[Dataset items]
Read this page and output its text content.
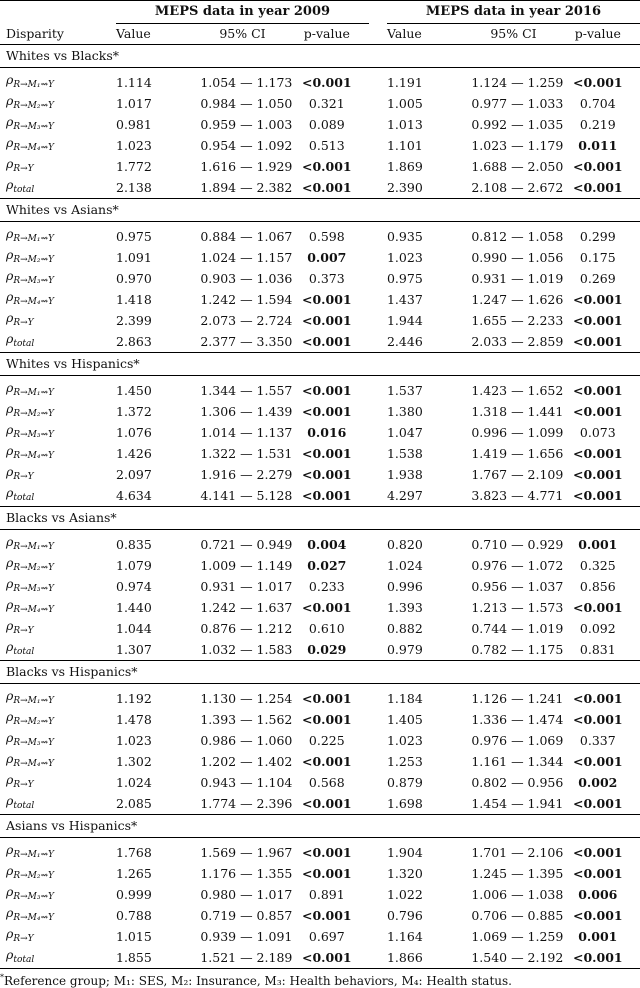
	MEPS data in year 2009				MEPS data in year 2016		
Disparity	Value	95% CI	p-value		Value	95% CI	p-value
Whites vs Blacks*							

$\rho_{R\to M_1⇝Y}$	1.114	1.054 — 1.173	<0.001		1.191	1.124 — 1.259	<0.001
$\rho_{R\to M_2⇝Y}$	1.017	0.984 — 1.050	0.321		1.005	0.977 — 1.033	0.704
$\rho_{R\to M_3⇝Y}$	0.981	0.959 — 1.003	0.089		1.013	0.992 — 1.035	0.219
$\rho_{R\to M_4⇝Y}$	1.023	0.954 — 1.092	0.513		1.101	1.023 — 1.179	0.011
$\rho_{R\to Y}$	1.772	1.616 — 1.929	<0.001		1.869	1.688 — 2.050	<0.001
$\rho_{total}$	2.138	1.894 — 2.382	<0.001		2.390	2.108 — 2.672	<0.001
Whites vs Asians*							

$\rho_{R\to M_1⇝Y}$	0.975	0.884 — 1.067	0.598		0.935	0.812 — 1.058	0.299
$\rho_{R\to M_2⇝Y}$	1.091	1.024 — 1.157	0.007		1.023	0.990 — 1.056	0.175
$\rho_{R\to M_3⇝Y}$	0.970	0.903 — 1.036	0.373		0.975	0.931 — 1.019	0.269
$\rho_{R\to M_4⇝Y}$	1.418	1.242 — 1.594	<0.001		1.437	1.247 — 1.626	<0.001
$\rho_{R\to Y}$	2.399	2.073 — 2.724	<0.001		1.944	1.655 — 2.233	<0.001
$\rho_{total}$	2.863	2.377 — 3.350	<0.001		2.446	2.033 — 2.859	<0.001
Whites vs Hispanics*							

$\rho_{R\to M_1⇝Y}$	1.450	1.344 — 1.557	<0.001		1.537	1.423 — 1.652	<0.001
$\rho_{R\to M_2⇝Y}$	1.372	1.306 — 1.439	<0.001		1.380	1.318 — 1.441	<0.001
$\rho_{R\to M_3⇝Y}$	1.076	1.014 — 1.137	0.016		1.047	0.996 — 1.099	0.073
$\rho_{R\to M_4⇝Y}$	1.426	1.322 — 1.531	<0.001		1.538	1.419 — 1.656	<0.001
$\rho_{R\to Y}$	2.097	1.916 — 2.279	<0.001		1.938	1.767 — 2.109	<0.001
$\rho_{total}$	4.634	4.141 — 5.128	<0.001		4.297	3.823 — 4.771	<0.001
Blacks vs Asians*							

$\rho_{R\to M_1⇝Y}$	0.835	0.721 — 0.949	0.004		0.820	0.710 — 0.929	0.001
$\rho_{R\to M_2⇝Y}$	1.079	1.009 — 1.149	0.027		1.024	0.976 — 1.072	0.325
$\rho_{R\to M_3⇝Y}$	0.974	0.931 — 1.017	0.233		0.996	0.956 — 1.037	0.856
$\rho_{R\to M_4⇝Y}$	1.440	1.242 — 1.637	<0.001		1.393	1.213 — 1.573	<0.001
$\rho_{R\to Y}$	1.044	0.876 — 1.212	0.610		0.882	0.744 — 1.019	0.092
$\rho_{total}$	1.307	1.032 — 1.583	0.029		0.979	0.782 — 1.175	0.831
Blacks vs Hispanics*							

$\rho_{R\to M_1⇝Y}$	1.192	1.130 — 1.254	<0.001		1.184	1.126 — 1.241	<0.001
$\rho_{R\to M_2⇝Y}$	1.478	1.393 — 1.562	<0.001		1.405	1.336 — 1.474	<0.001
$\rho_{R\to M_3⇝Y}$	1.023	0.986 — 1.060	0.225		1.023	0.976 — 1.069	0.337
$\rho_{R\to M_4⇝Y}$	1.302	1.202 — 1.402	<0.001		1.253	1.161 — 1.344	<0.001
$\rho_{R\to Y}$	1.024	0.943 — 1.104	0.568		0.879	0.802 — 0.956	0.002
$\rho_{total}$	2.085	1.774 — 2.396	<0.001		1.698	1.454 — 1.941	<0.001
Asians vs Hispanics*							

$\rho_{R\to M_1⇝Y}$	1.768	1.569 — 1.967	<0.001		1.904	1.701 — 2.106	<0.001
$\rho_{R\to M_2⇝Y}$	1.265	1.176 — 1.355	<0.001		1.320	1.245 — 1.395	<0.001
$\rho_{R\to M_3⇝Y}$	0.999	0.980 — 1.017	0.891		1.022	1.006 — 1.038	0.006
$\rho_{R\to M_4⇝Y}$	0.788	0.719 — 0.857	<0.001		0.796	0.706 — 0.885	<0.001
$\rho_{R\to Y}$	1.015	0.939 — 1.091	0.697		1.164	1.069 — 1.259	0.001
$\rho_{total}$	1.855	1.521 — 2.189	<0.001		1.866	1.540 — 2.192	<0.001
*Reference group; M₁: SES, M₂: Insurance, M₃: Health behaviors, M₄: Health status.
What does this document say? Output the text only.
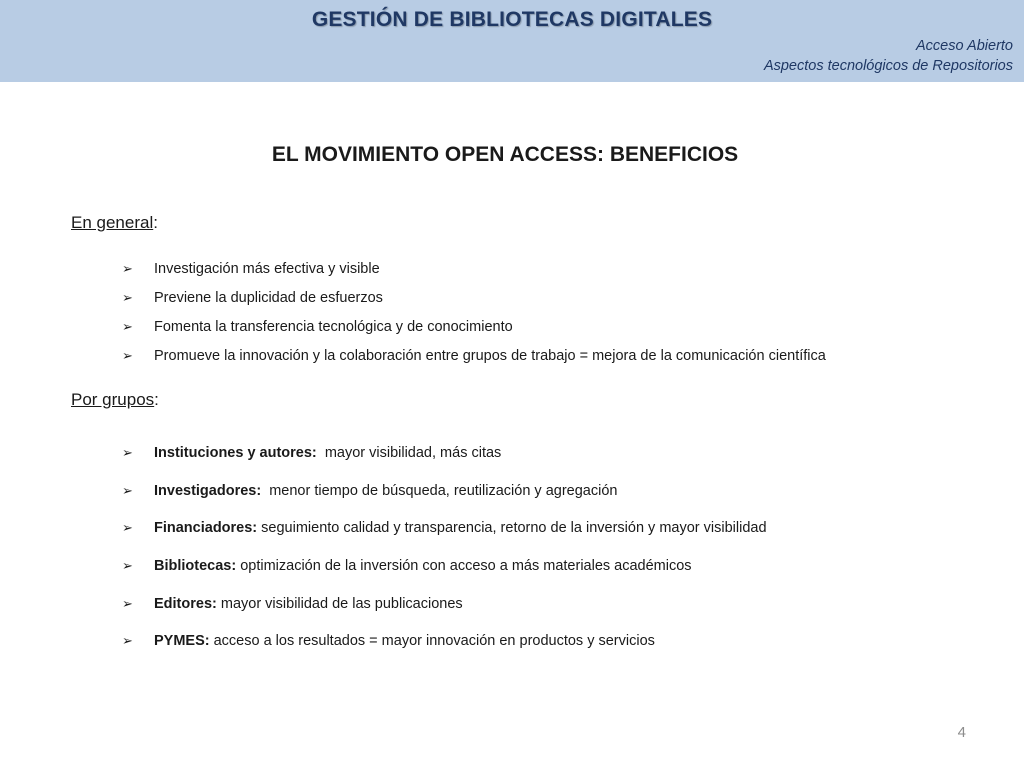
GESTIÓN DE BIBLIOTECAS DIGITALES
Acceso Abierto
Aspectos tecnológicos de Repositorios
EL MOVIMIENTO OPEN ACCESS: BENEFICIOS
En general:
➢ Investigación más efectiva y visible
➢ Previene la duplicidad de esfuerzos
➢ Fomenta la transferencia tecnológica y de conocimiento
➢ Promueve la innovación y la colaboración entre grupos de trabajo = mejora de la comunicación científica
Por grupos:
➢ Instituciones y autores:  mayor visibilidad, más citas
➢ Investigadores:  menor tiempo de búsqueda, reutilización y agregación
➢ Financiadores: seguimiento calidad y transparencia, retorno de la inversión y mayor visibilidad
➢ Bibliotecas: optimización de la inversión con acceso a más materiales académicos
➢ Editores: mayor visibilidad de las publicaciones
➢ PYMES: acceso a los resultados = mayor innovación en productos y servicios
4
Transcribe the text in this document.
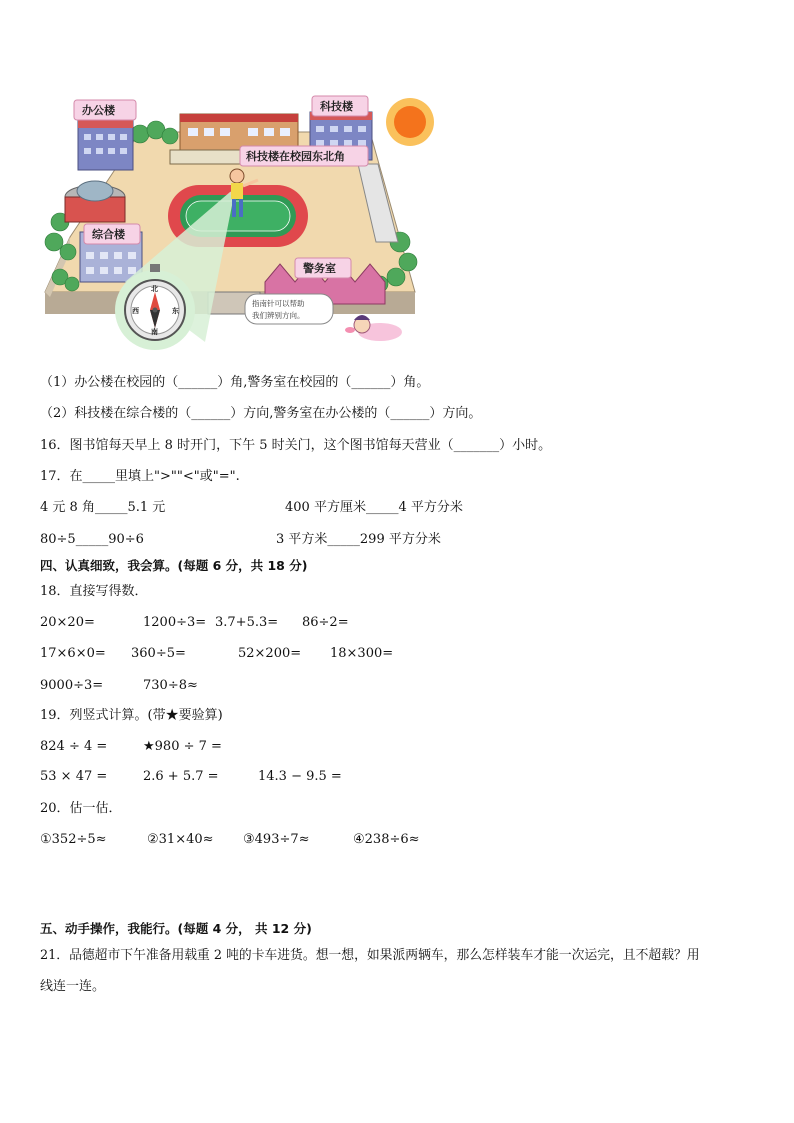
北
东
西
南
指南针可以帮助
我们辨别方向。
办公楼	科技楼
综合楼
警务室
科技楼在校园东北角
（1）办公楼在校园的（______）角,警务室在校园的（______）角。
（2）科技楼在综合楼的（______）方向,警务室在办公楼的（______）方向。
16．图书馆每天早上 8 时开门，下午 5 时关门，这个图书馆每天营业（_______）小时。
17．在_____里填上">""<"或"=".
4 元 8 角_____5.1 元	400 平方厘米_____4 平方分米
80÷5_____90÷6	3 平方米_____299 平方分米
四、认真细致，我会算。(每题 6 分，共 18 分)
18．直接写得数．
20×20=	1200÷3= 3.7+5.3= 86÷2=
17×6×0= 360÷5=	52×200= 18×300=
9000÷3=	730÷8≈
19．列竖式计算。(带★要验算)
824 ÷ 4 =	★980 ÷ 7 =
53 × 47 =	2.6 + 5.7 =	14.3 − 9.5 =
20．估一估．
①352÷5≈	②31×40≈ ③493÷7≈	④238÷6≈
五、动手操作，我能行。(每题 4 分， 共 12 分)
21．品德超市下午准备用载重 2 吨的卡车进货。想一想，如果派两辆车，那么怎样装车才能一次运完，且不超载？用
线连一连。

GIVEN INSTRUCTION: In the listing above, locate each line with "document" and copy it.

TASK ANSWER:
What does this document say? Output the text only.
Transcribe the text in this document.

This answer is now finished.